* _Problem to solve_: Copy out each line that mentions the word "color".

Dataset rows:
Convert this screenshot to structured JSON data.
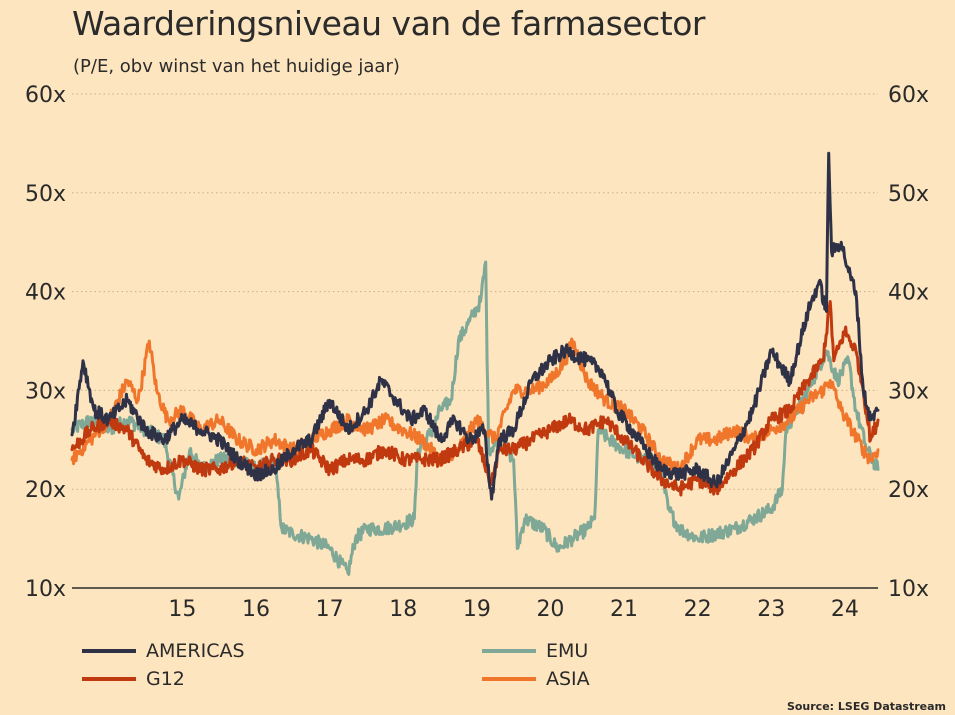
{
  "title": "Waarderingsniveau van de farmasector",
  "subtitle": "(P/E, obv winst van het huidige jaar)",
  "source": "Source: LSEG Datastream",
  "chart_data": {
    "type": "line",
    "x_start": 2014.0,
    "x_end": 2024.95,
    "x_tick_values": [
      2015,
      2016,
      2017,
      2018,
      2019,
      2020,
      2021,
      2022,
      2023,
      2024
    ],
    "x_tick_labels": [
      "15",
      "16",
      "17",
      "18",
      "19",
      "20",
      "21",
      "22",
      "23",
      "24"
    ],
    "ylim": [
      10,
      60
    ],
    "y_ticks": [
      10,
      20,
      30,
      40,
      50,
      60
    ],
    "y_tick_labels": [
      "10x",
      "20x",
      "30x",
      "40x",
      "50x",
      "60x"
    ],
    "grid": true,
    "legend_position": "bottom",
    "series": [
      {
        "name": "AMERICAS",
        "color": "#2f3147",
        "points": [
          [
            2014.0,
            25.5
          ],
          [
            2014.15,
            33
          ],
          [
            2014.3,
            28
          ],
          [
            2014.5,
            27
          ],
          [
            2014.75,
            29
          ],
          [
            2015.0,
            26
          ],
          [
            2015.25,
            25
          ],
          [
            2015.5,
            27
          ],
          [
            2015.75,
            26
          ],
          [
            2016.0,
            25
          ],
          [
            2016.25,
            23
          ],
          [
            2016.5,
            21.5
          ],
          [
            2016.75,
            22
          ],
          [
            2017.0,
            24
          ],
          [
            2017.25,
            25
          ],
          [
            2017.5,
            29
          ],
          [
            2017.75,
            26
          ],
          [
            2018.0,
            28
          ],
          [
            2018.2,
            31
          ],
          [
            2018.4,
            29
          ],
          [
            2018.6,
            27
          ],
          [
            2018.8,
            28
          ],
          [
            2019.0,
            25
          ],
          [
            2019.2,
            27
          ],
          [
            2019.4,
            25
          ],
          [
            2019.6,
            26
          ],
          [
            2019.7,
            19
          ],
          [
            2019.8,
            25
          ],
          [
            2020.0,
            26
          ],
          [
            2020.25,
            31
          ],
          [
            2020.5,
            33
          ],
          [
            2020.7,
            34
          ],
          [
            2021.0,
            33
          ],
          [
            2021.2,
            32
          ],
          [
            2021.4,
            28
          ],
          [
            2021.6,
            26
          ],
          [
            2021.8,
            24
          ],
          [
            2022.0,
            22
          ],
          [
            2022.25,
            21.5
          ],
          [
            2022.5,
            22
          ],
          [
            2022.75,
            20.5
          ],
          [
            2023.0,
            24
          ],
          [
            2023.25,
            28
          ],
          [
            2023.5,
            34
          ],
          [
            2023.75,
            31
          ],
          [
            2024.0,
            38
          ],
          [
            2024.15,
            41
          ],
          [
            2024.25,
            38
          ],
          [
            2024.28,
            54
          ],
          [
            2024.32,
            44
          ],
          [
            2024.45,
            45
          ],
          [
            2024.55,
            42
          ],
          [
            2024.65,
            40
          ],
          [
            2024.75,
            30
          ],
          [
            2024.85,
            27
          ],
          [
            2024.95,
            28
          ]
        ]
      },
      {
        "name": "G12",
        "color": "#c0390f",
        "points": [
          [
            2014.0,
            24
          ],
          [
            2014.25,
            26
          ],
          [
            2014.5,
            27
          ],
          [
            2014.75,
            26
          ],
          [
            2015.0,
            23
          ],
          [
            2015.25,
            22
          ],
          [
            2015.5,
            23
          ],
          [
            2015.75,
            22
          ],
          [
            2016.0,
            22
          ],
          [
            2016.25,
            23
          ],
          [
            2016.5,
            22
          ],
          [
            2016.75,
            23
          ],
          [
            2017.0,
            23
          ],
          [
            2017.25,
            24
          ],
          [
            2017.5,
            22
          ],
          [
            2017.75,
            23
          ],
          [
            2018.0,
            23
          ],
          [
            2018.25,
            24
          ],
          [
            2018.5,
            23
          ],
          [
            2018.75,
            23
          ],
          [
            2019.0,
            23
          ],
          [
            2019.25,
            24
          ],
          [
            2019.5,
            25
          ],
          [
            2019.7,
            20.5
          ],
          [
            2019.8,
            24
          ],
          [
            2020.0,
            24
          ],
          [
            2020.25,
            25
          ],
          [
            2020.5,
            26
          ],
          [
            2020.75,
            27
          ],
          [
            2021.0,
            26
          ],
          [
            2021.25,
            27
          ],
          [
            2021.5,
            25
          ],
          [
            2021.75,
            23
          ],
          [
            2022.0,
            21
          ],
          [
            2022.25,
            20
          ],
          [
            2022.5,
            21
          ],
          [
            2022.75,
            20
          ],
          [
            2023.0,
            22
          ],
          [
            2023.25,
            24
          ],
          [
            2023.5,
            27
          ],
          [
            2023.75,
            28
          ],
          [
            2024.0,
            31
          ],
          [
            2024.2,
            33
          ],
          [
            2024.3,
            39
          ],
          [
            2024.35,
            33
          ],
          [
            2024.5,
            36
          ],
          [
            2024.65,
            34
          ],
          [
            2024.75,
            30
          ],
          [
            2024.85,
            25
          ],
          [
            2024.95,
            27
          ]
        ]
      },
      {
        "name": "EMU",
        "color": "#7fa897",
        "points": [
          [
            2014.0,
            26
          ],
          [
            2014.25,
            27
          ],
          [
            2014.5,
            26
          ],
          [
            2014.75,
            27
          ],
          [
            2015.0,
            26
          ],
          [
            2015.25,
            25
          ],
          [
            2015.45,
            19
          ],
          [
            2015.6,
            24
          ],
          [
            2015.75,
            22
          ],
          [
            2016.0,
            23
          ],
          [
            2016.25,
            23
          ],
          [
            2016.5,
            22
          ],
          [
            2016.75,
            23
          ],
          [
            2016.85,
            16
          ],
          [
            2017.0,
            15.5
          ],
          [
            2017.25,
            15
          ],
          [
            2017.5,
            14
          ],
          [
            2017.75,
            11.5
          ],
          [
            2017.85,
            15
          ],
          [
            2018.0,
            16
          ],
          [
            2018.25,
            16
          ],
          [
            2018.5,
            16.5
          ],
          [
            2018.65,
            17
          ],
          [
            2018.7,
            24
          ],
          [
            2018.9,
            26
          ],
          [
            2019.0,
            28
          ],
          [
            2019.15,
            29
          ],
          [
            2019.25,
            35
          ],
          [
            2019.4,
            37
          ],
          [
            2019.55,
            39
          ],
          [
            2019.62,
            43
          ],
          [
            2019.66,
            24
          ],
          [
            2019.8,
            25
          ],
          [
            2020.0,
            23
          ],
          [
            2020.05,
            14
          ],
          [
            2020.15,
            17
          ],
          [
            2020.4,
            16
          ],
          [
            2020.6,
            14
          ],
          [
            2020.8,
            15
          ],
          [
            2021.0,
            16
          ],
          [
            2021.1,
            17
          ],
          [
            2021.15,
            26
          ],
          [
            2021.3,
            25
          ],
          [
            2021.5,
            24
          ],
          [
            2021.75,
            23
          ],
          [
            2022.0,
            22
          ],
          [
            2022.1,
            18
          ],
          [
            2022.25,
            16
          ],
          [
            2022.5,
            15
          ],
          [
            2022.75,
            15.5
          ],
          [
            2023.0,
            16
          ],
          [
            2023.25,
            17
          ],
          [
            2023.5,
            18
          ],
          [
            2023.65,
            20
          ],
          [
            2023.7,
            26
          ],
          [
            2023.85,
            28
          ],
          [
            2024.0,
            30
          ],
          [
            2024.25,
            34
          ],
          [
            2024.4,
            31
          ],
          [
            2024.55,
            33
          ],
          [
            2024.65,
            28
          ],
          [
            2024.8,
            24
          ],
          [
            2024.95,
            22
          ]
        ]
      },
      {
        "name": "ASIA",
        "color": "#f0762c",
        "points": [
          [
            2014.0,
            23
          ],
          [
            2014.25,
            25
          ],
          [
            2014.5,
            27
          ],
          [
            2014.75,
            31
          ],
          [
            2014.9,
            29
          ],
          [
            2015.05,
            35
          ],
          [
            2015.15,
            30
          ],
          [
            2015.3,
            27
          ],
          [
            2015.5,
            28
          ],
          [
            2015.75,
            26
          ],
          [
            2016.0,
            27
          ],
          [
            2016.25,
            25
          ],
          [
            2016.5,
            24
          ],
          [
            2016.75,
            25
          ],
          [
            2017.0,
            24
          ],
          [
            2017.25,
            25
          ],
          [
            2017.5,
            26
          ],
          [
            2017.75,
            27
          ],
          [
            2018.0,
            26
          ],
          [
            2018.25,
            27
          ],
          [
            2018.5,
            26
          ],
          [
            2018.75,
            25
          ],
          [
            2019.0,
            23
          ],
          [
            2019.25,
            24
          ],
          [
            2019.5,
            27
          ],
          [
            2019.75,
            25
          ],
          [
            2020.0,
            30
          ],
          [
            2020.25,
            30
          ],
          [
            2020.5,
            31
          ],
          [
            2020.7,
            33
          ],
          [
            2020.8,
            35
          ],
          [
            2021.0,
            31
          ],
          [
            2021.25,
            29
          ],
          [
            2021.5,
            28
          ],
          [
            2021.75,
            26
          ],
          [
            2022.0,
            23
          ],
          [
            2022.25,
            22
          ],
          [
            2022.5,
            25
          ],
          [
            2022.75,
            25
          ],
          [
            2023.0,
            26
          ],
          [
            2023.25,
            25
          ],
          [
            2023.5,
            26
          ],
          [
            2023.75,
            27
          ],
          [
            2024.0,
            29
          ],
          [
            2024.2,
            30
          ],
          [
            2024.3,
            31
          ],
          [
            2024.45,
            28
          ],
          [
            2024.6,
            26
          ],
          [
            2024.75,
            24
          ],
          [
            2024.85,
            23
          ],
          [
            2024.95,
            24
          ]
        ]
      }
    ]
  }
}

* _Task output_:
        "color": "#2f3147",
        "color": "#c0390f",
        "color": "#7fa897",
        "color": "#f0762c",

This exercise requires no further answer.